Visual layout lines:
>>>

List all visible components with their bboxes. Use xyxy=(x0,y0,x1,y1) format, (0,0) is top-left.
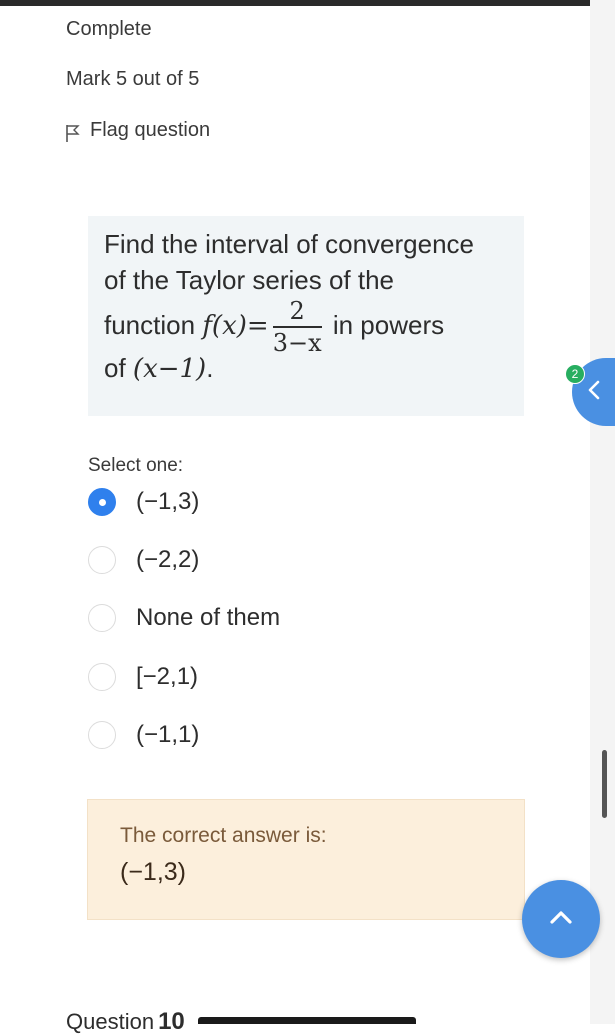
flag-question-button[interactable]: Flag question xyxy=(64,117,210,143)
feedback-title: The correct answer is: xyxy=(120,824,327,847)
next-question-number: 10 xyxy=(158,1008,185,1035)
equals-sign: = xyxy=(246,310,269,341)
fraction: 2 3−x xyxy=(272,298,322,357)
question-text-box: Find the interval of convergence of the … xyxy=(88,216,524,416)
answer-option-2[interactable]: (−2,2) xyxy=(88,544,199,576)
function-symbol: f(x) xyxy=(202,310,247,341)
fraction-denominator: 3−x xyxy=(272,329,322,357)
next-question-label: Question xyxy=(66,1009,155,1034)
question-in-powers: in powers xyxy=(332,309,445,340)
answer-option-3[interactable]: None of them xyxy=(88,602,280,634)
chevron-left-icon xyxy=(586,379,602,406)
radio-button[interactable] xyxy=(88,604,116,632)
question-line-3: function f(x)= 2 3−x in powers xyxy=(104,298,508,356)
next-question-heading: Question 10 xyxy=(66,1008,185,1036)
question-function-word: function xyxy=(104,309,196,340)
radio-button-checked[interactable] xyxy=(88,488,116,516)
question-state: Complete xyxy=(66,18,152,40)
option-label: (−1,3) xyxy=(136,488,200,515)
flag-question-label: Flag question xyxy=(90,118,211,141)
scrollbar-thumb[interactable] xyxy=(602,750,607,818)
flag-icon xyxy=(64,123,82,143)
answer-option-1[interactable]: (−1,3) xyxy=(88,486,199,518)
option-label: (−1,1) xyxy=(136,721,200,748)
center-expression: (x−1) xyxy=(132,354,207,384)
option-label: None of them xyxy=(136,604,281,631)
question-line-1: Find the interval of convergence xyxy=(104,229,474,259)
option-label: [−2,1) xyxy=(136,663,199,690)
chevron-up-icon xyxy=(548,908,574,931)
top-status-bar xyxy=(0,0,615,6)
question-mark: Mark 5 out of 5 xyxy=(66,68,200,90)
question-of-word: of xyxy=(104,353,126,383)
correct-answer-feedback: The correct answer is: (−1,3) xyxy=(87,799,525,920)
answer-option-4[interactable]: [−2,1) xyxy=(88,661,198,693)
answer-option-5[interactable]: (−1,1) xyxy=(88,719,199,751)
feedback-answer: (−1,3) xyxy=(120,858,187,886)
question-period: . xyxy=(206,353,214,383)
home-indicator-bar xyxy=(198,1017,416,1024)
page-gutter xyxy=(590,0,615,1024)
radio-button[interactable] xyxy=(88,663,116,691)
back-to-top-button[interactable] xyxy=(522,880,600,958)
question-line-2: of the Taylor series of the xyxy=(104,265,395,295)
radio-button[interactable] xyxy=(88,721,116,749)
option-label: (−2,2) xyxy=(136,546,200,573)
select-one-label: Select one: xyxy=(88,455,184,476)
drawer-badge: 2 xyxy=(565,364,585,384)
fraction-numerator: 2 xyxy=(272,298,322,328)
radio-button[interactable] xyxy=(88,546,116,574)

<<<

== The problem ==
Could you rewrite all of the lines above, putting "choice-label" wherever "option-label" appears and changing nothing else? Leave the picture out of your answer.

== Completed task ==
List all visible components with their bboxes. Use xyxy=(x0,y0,x1,y1) format, (0,0) is top-left.
flag-question-button[interactable]: Flag question xyxy=(64,117,210,143)
feedback-title: The correct answer is: xyxy=(120,824,327,847)
next-question-number: 10 xyxy=(158,1008,185,1035)
equals-sign: = xyxy=(246,310,269,341)
fraction: 2 3−x xyxy=(272,298,322,357)
question-text-box: Find the interval of convergence of the … xyxy=(88,216,524,416)
answer-option-2[interactable]: (−2,2) xyxy=(88,544,199,576)
function-symbol: f(x) xyxy=(202,310,247,341)
fraction-denominator: 3−x xyxy=(272,329,322,357)
next-question-label: Question xyxy=(66,1009,155,1034)
question-in-powers: in powers xyxy=(332,309,445,340)
answer-option-3[interactable]: None of them xyxy=(88,602,280,634)
chevron-left-icon xyxy=(586,379,602,406)
radio-button[interactable] xyxy=(88,604,116,632)
question-line-3: function f(x)= 2 3−x in powers xyxy=(104,298,508,356)
next-question-heading: Question 10 xyxy=(66,1008,185,1036)
question-function-word: function xyxy=(104,309,196,340)
radio-button-checked[interactable] xyxy=(88,488,116,516)
question-state: Complete xyxy=(66,18,152,40)
choice-label: (−1,3) xyxy=(136,488,200,515)
flag-question-label: Flag question xyxy=(90,118,211,141)
scrollbar-thumb[interactable] xyxy=(602,750,607,818)
flag-icon xyxy=(64,123,82,143)
answer-option-1[interactable]: (−1,3) xyxy=(88,486,199,518)
choice-label: (−1,1) xyxy=(136,721,200,748)
center-expression: (x−1) xyxy=(132,354,207,384)
choice-label: None of them xyxy=(136,604,281,631)
question-line-1: Find the interval of convergence xyxy=(104,229,474,259)
choice-label: [−2,1) xyxy=(136,663,199,690)
chevron-up-icon xyxy=(548,908,574,931)
top-status-bar xyxy=(0,0,615,6)
question-mark: Mark 5 out of 5 xyxy=(66,68,200,90)
question-of-word: of xyxy=(104,353,126,383)
correct-answer-feedback: The correct answer is: (−1,3) xyxy=(87,799,525,920)
answer-option-4[interactable]: [−2,1) xyxy=(88,661,198,693)
answer-option-5[interactable]: (−1,1) xyxy=(88,719,199,751)
feedback-answer: (−1,3) xyxy=(120,858,187,886)
question-period: . xyxy=(206,353,214,383)
home-indicator-bar xyxy=(198,1017,416,1024)
page-gutter xyxy=(590,0,615,1024)
radio-button[interactable] xyxy=(88,663,116,691)
back-to-top-button[interactable] xyxy=(522,880,600,958)
question-line-2: of the Taylor series of the xyxy=(104,265,395,295)
radio-button[interactable] xyxy=(88,721,116,749)
choice-label: (−2,2) xyxy=(136,546,200,573)
select-one-label: Select one: xyxy=(88,455,184,476)
drawer-badge: 2 xyxy=(565,364,585,384)
fraction-numerator: 2 xyxy=(272,298,322,328)
radio-button[interactable] xyxy=(88,546,116,574)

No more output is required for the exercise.